Input rows =
-=-=-=-=-

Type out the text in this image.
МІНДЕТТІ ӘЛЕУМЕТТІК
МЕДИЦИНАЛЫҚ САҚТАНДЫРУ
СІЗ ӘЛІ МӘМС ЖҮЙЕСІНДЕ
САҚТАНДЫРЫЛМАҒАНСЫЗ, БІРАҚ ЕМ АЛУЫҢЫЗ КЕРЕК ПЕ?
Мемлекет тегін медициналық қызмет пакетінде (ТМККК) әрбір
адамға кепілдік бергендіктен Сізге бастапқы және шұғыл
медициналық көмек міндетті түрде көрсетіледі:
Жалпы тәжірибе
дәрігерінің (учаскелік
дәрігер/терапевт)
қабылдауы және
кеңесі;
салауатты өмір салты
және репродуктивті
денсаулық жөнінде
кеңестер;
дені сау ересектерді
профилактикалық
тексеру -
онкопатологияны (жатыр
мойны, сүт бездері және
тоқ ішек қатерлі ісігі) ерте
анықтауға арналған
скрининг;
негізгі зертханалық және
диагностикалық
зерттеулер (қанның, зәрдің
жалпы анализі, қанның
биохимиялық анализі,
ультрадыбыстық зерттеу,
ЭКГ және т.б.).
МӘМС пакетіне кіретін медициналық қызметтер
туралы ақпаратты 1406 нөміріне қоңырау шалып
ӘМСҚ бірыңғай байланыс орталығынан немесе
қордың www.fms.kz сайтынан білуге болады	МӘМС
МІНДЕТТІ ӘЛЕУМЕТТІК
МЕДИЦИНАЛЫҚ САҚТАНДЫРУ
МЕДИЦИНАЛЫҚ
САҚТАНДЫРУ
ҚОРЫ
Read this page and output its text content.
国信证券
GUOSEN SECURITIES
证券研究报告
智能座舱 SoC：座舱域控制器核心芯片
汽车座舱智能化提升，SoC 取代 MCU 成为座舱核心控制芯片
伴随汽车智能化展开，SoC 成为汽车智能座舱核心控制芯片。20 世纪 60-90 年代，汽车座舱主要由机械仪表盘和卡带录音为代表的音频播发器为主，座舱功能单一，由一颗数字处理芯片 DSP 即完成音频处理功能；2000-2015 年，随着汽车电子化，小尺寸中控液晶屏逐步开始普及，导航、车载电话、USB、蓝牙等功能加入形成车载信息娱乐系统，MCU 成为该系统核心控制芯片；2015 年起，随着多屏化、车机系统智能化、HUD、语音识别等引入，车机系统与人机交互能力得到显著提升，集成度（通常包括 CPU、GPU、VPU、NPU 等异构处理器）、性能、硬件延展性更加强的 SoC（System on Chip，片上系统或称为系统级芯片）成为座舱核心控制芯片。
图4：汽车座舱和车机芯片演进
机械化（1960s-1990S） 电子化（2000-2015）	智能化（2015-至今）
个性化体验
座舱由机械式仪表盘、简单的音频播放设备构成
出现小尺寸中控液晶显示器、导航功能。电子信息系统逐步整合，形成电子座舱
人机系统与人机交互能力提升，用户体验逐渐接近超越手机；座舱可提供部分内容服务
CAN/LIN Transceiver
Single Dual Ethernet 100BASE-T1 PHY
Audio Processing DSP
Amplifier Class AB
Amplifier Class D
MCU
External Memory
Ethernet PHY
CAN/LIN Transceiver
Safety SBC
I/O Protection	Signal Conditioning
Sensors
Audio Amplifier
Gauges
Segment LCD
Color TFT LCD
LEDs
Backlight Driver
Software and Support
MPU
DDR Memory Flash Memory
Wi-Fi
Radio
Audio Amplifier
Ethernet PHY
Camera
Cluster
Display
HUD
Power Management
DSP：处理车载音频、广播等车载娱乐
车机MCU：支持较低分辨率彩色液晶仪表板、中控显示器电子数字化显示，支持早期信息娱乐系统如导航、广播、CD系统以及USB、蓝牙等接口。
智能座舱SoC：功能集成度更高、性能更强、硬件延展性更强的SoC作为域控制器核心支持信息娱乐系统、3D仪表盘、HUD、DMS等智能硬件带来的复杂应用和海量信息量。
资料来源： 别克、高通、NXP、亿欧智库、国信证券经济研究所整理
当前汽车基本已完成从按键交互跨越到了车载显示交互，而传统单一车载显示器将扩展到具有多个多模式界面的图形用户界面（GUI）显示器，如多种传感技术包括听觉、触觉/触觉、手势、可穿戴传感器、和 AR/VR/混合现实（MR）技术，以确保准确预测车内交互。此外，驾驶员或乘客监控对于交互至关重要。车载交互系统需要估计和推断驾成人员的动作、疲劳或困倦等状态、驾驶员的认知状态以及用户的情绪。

-=-=-=-=-

Task brief =
Quote all the records. Keep every word exact.

Response for this exercise =
Type out the text in this image.
МІНДЕТТІ ӘЛЕУМЕТТІК
МЕДИЦИНАЛЫҚ САҚТАНДЫРУ
СІЗ ӘЛІ МӘМС ЖҮЙЕСІНДЕ
САҚТАНДЫРЫЛМАҒАНСЫЗ, БІРАҚ ЕМ АЛУЫҢЫЗ КЕРЕК ПЕ?
Мемлекет тегін медициналық қызмет пакетінде (ТМККК) әрбір
адамға кепілдік бергендіктен Сізге бастапқы және шұғыл
медициналық көмек міндетті түрде көрсетіледі:
Жалпы тәжірибе
дәрігерінің (учаскелік
дәрігер/терапевт)
қабылдауы және
кеңесі;
салауатты өмір салты
және репродуктивті
денсаулық жөнінде
кеңестер;
дені сау ересектерді
профилактикалық
тексеру -
онкопатологияны (жатыр
мойны, сүт бездері және
тоқ ішек қатерлі ісігі) ерте
анықтауға арналған
скрининг;
негізгі зертханалық және
диагностикалық
зерттеулер (қанның, зәрдің
жалпы анализі, қанның
биохимиялық анализі,
ультрадыбыстық зерттеу,
ЭКГ және т.б.).
МӘМС пакетіне кіретін медициналық қызметтер
туралы ақпаратты 1406 нөміріне қоңырау шалып
ӘМСҚ бірыңғай байланыс орталығынан немесе
қордың www.fms.kz сайтынан білуге болады	МӘМС
МІНДЕТТІ ӘЛЕУМЕТТІК
МЕДИЦИНАЛЫҚ САҚТАНДЫРУ
МЕДИЦИНАЛЫҚ
САҚТАНДЫРУ
ҚОРЫ
Read this page and output its text content.
国信证券
GUOSEN SECURITIES
证券研究报告
智能座舱 SoC：座舱域控制器核心芯片
汽车座舱智能化提升，SoC 取代 MCU 成为座舱核心控制芯片
伴随汽车智能化展开，SoC 成为汽车智能座舱核心控制芯片。20 世纪 60-90 年代，汽车座舱主要由机械仪表盘和卡带录音为代表的音频播发器为主，座舱功能单一，由一颗数字处理芯片 DSP 即完成音频处理功能；2000-2015 年，随着汽车电子化，小尺寸中控液晶屏逐步开始普及，导航、车载电话、USB、蓝牙等功能加入形成车载信息娱乐系统，MCU 成为该系统核心控制芯片；2015 年起，随着多屏化、车机系统智能化、HUD、语音识别等引入，车机系统与人机交互能力得到显著提升，集成度（通常包括 CPU、GPU、VPU、NPU 等异构处理器）、性能、硬件延展性更加强的 SoC（System on Chip，片上系统或称为系统级芯片）成为座舱核心控制芯片。
图4：汽车座舱和车机芯片演进
机械化（1960s-1990S） 电子化（2000-2015）	智能化（2015-至今）
个性化体验
座舱由机械式仪表盘、简单的音频播放设备构成
出现小尺寸中控液晶显示器、导航功能。电子信息系统逐步整合，形成电子座舱
人机系统与人机交互能力提升，用户体验逐渐接近超越手机；座舱可提供部分内容服务
CAN/LIN Transceiver
Single Dual Ethernet 100BASE-T1 PHY
Audio Processing DSP
Amplifier Class AB
Amplifier Class D
MCU
External Memory
Ethernet PHY
CAN/LIN Transceiver
Safety SBC
I/O Protection	Signal Conditioning
Sensors
Audio Amplifier
Gauges
Segment LCD
Color TFT LCD
LEDs
Backlight Driver
Software and Support
MPU
DDR Memory Flash Memory
Wi-Fi
Radio
Audio Amplifier
Ethernet PHY
Camera
Cluster
Display
HUD
Power Management
DSP：处理车载音频、广播等车载娱乐
车机MCU：支持较低分辨率彩色液晶仪表板、中控显示器电子数字化显示，支持早期信息娱乐系统如导航、广播、CD系统以及USB、蓝牙等接口。
智能座舱SoC：功能集成度更高、性能更强、硬件延展性更强的SoC作为域控制器核心支持信息娱乐系统、3D仪表盘、HUD、DMS等智能硬件带来的复杂应用和海量信息量。
资料来源： 别克、高通、NXP、亿欧智库、国信证券经济研究所整理
当前汽车基本已完成从按键交互跨越到了车载显示交互，而传统单一车载显示器将扩展到具有多个多模式界面的图形用户界面（GUI）显示器，如多种传感技术包括听觉、触觉/触觉、手势、可穿戴传感器、和 AR/VR/混合现实（MR）技术，以确保准确预测车内交互。此外，驾驶员或乘客监控对于交互至关重要。车载交互系统需要估计和推断驾成人员的动作、疲劳或困倦等状态、驾驶员的认知状态以及用户的情绪。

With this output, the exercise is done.